━━━ RECORD LIST ━━━
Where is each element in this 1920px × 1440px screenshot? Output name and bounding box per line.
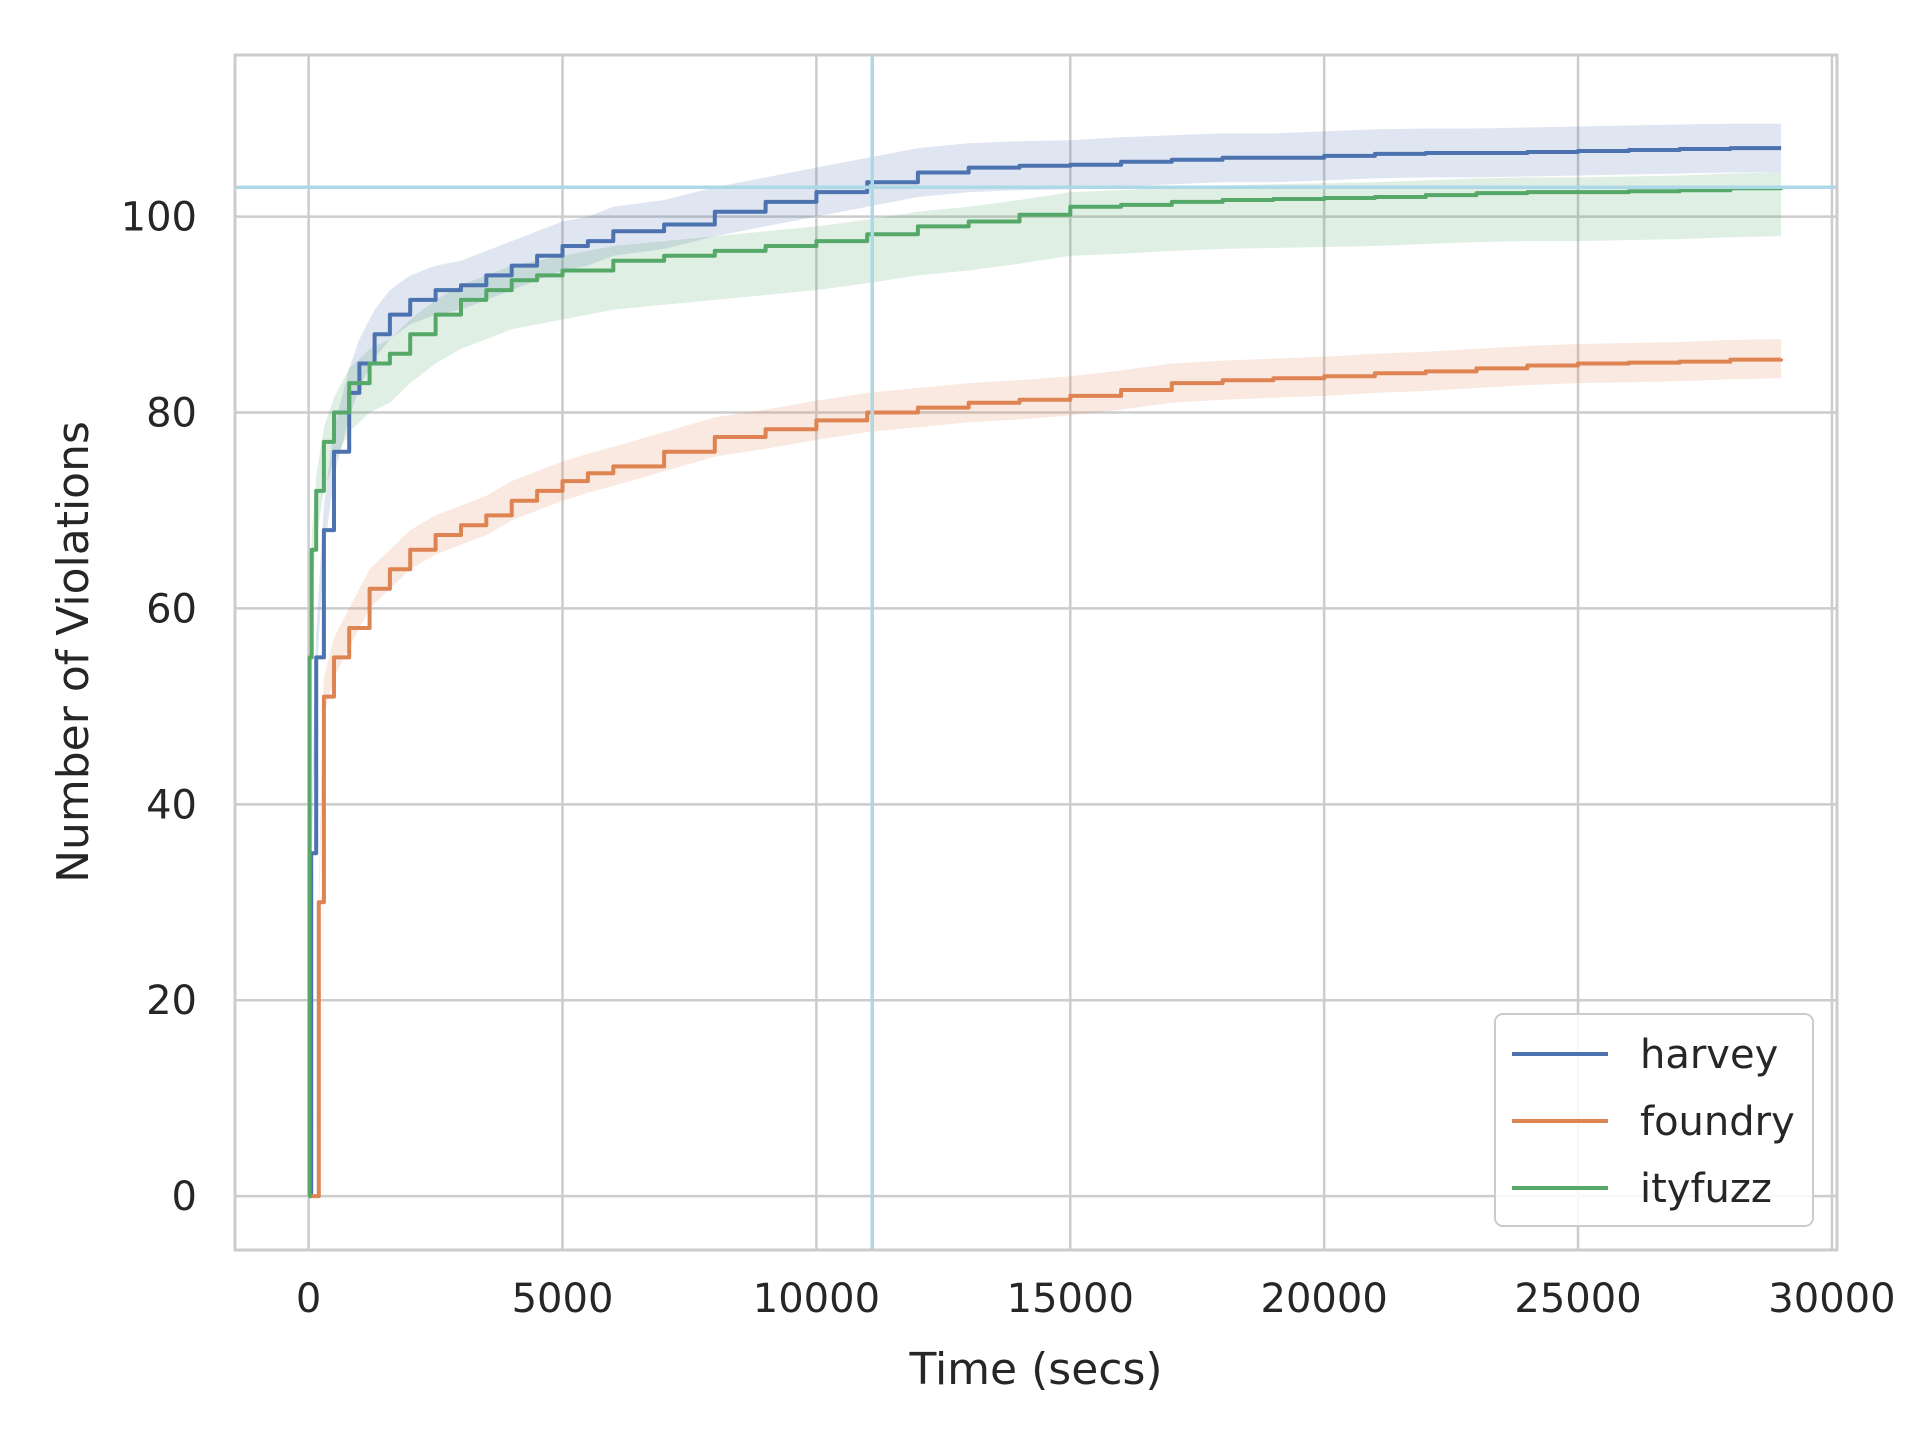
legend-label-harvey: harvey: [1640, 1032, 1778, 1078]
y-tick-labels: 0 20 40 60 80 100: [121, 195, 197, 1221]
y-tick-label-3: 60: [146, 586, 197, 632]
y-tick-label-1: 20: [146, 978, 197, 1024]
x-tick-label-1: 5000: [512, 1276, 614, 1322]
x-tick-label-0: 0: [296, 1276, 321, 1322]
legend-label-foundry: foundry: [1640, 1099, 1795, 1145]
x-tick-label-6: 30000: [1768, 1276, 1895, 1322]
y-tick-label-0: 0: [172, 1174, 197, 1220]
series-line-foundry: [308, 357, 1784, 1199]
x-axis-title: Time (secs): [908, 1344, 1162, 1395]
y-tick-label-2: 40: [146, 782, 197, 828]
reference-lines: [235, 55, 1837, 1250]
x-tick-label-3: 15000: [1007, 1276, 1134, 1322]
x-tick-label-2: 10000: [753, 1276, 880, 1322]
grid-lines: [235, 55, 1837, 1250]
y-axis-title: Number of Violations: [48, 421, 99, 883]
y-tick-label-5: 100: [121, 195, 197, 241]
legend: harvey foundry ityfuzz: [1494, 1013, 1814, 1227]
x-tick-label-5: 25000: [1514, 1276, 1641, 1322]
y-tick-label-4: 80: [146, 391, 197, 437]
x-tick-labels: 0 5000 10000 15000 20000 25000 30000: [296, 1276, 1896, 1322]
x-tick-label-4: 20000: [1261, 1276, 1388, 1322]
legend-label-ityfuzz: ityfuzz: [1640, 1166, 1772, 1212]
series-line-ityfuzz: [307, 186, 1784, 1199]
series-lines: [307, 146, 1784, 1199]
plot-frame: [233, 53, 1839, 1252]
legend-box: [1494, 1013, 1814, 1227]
━━━
Can you rewrite the listing above with "foundry" swapped for "echidna" everywhere it occurs and nothing else changed? Omit the pictures.

Where is each element in this 1920px × 1440px screenshot? Output name and bounding box per line.
legend-label-harvey: harvey: [1640, 1032, 1778, 1078]
y-tick-labels: 0 20 40 60 80 100: [121, 195, 197, 1221]
y-tick-label-3: 60: [146, 586, 197, 632]
y-tick-label-1: 20: [146, 978, 197, 1024]
x-tick-label-1: 5000: [512, 1276, 614, 1322]
x-tick-label-0: 0: [296, 1276, 321, 1322]
legend-label-echidna: echidna: [1640, 1099, 1795, 1145]
x-tick-label-6: 30000: [1768, 1276, 1895, 1322]
y-tick-label-0: 0: [172, 1174, 197, 1220]
series-line-echidna: [308, 357, 1784, 1199]
x-axis-title: Time (secs): [908, 1344, 1162, 1395]
y-tick-label-2: 40: [146, 782, 197, 828]
reference-lines: [235, 55, 1837, 1250]
x-tick-label-3: 15000: [1007, 1276, 1134, 1322]
x-tick-label-2: 10000: [753, 1276, 880, 1322]
grid-lines: [235, 55, 1837, 1250]
y-axis-title: Number of Violations: [48, 421, 99, 883]
y-tick-label-5: 100: [121, 195, 197, 241]
legend: harvey echidna ityfuzz: [1494, 1013, 1814, 1227]
x-tick-label-5: 25000: [1514, 1276, 1641, 1322]
y-tick-label-4: 80: [146, 391, 197, 437]
x-tick-labels: 0 5000 10000 15000 20000 25000 30000: [296, 1276, 1896, 1322]
x-tick-label-4: 20000: [1261, 1276, 1388, 1322]
legend-label-ityfuzz: ityfuzz: [1640, 1166, 1772, 1212]
series-line-ityfuzz: [307, 186, 1784, 1199]
series-lines: [307, 146, 1784, 1199]
plot-frame: [233, 53, 1839, 1252]
legend-box: [1494, 1013, 1814, 1227]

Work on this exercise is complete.